### Exercise
The required result is the exact run of lines beginning at the one containing "Transcribe the text in this document." and ending at the last line of the entries.

Collected data
— start —

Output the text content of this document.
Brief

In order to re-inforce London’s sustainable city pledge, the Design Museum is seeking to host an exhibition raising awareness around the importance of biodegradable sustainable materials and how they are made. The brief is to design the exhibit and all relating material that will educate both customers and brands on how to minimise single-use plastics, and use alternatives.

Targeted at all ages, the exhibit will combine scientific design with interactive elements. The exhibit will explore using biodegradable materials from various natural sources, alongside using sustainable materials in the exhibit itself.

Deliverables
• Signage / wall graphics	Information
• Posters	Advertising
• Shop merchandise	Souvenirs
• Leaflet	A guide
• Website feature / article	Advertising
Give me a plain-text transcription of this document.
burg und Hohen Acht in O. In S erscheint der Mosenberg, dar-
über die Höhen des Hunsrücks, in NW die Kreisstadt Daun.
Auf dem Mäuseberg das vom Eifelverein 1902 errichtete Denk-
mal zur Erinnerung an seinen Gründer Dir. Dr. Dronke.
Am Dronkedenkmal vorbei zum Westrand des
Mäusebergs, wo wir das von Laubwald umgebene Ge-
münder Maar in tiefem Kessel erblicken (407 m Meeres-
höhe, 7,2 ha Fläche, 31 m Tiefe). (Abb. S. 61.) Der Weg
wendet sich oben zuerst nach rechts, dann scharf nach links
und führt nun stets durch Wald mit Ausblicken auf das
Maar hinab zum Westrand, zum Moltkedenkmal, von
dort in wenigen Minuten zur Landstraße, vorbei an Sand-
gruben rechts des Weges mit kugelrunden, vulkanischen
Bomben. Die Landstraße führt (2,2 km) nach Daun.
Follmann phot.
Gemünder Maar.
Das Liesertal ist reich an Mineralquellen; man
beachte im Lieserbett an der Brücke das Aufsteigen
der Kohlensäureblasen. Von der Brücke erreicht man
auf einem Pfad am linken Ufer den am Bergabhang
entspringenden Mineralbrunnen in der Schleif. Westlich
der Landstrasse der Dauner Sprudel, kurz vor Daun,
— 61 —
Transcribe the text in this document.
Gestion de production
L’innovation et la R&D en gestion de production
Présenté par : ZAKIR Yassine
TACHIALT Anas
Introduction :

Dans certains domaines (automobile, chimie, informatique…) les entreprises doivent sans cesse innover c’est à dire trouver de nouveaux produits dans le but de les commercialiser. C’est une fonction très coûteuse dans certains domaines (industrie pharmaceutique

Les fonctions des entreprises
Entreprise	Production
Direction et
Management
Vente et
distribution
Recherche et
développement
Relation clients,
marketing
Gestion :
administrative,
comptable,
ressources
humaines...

— end —

### Task output
Transcribe the text in this document.
Gestion de production
L’innovation et la R&D en gestion de production
Présenté par : ZAKIR Yassine
TACHIALT Anas
Introduction :

Dans certains domaines (automobile, chimie, informatique…) les entreprises doivent sans cesse innover c’est à dire trouver de nouveaux produits dans le but de les commercialiser. C’est une fonction très coûteuse dans certains domaines (industrie pharmaceutique

Les fonctions des entreprises
Entreprise	Production
Direction et
Management
Vente et
distribution
Recherche et
développement
Relation clients,
marketing
Gestion :
administrative,
comptable,
ressources
humaines...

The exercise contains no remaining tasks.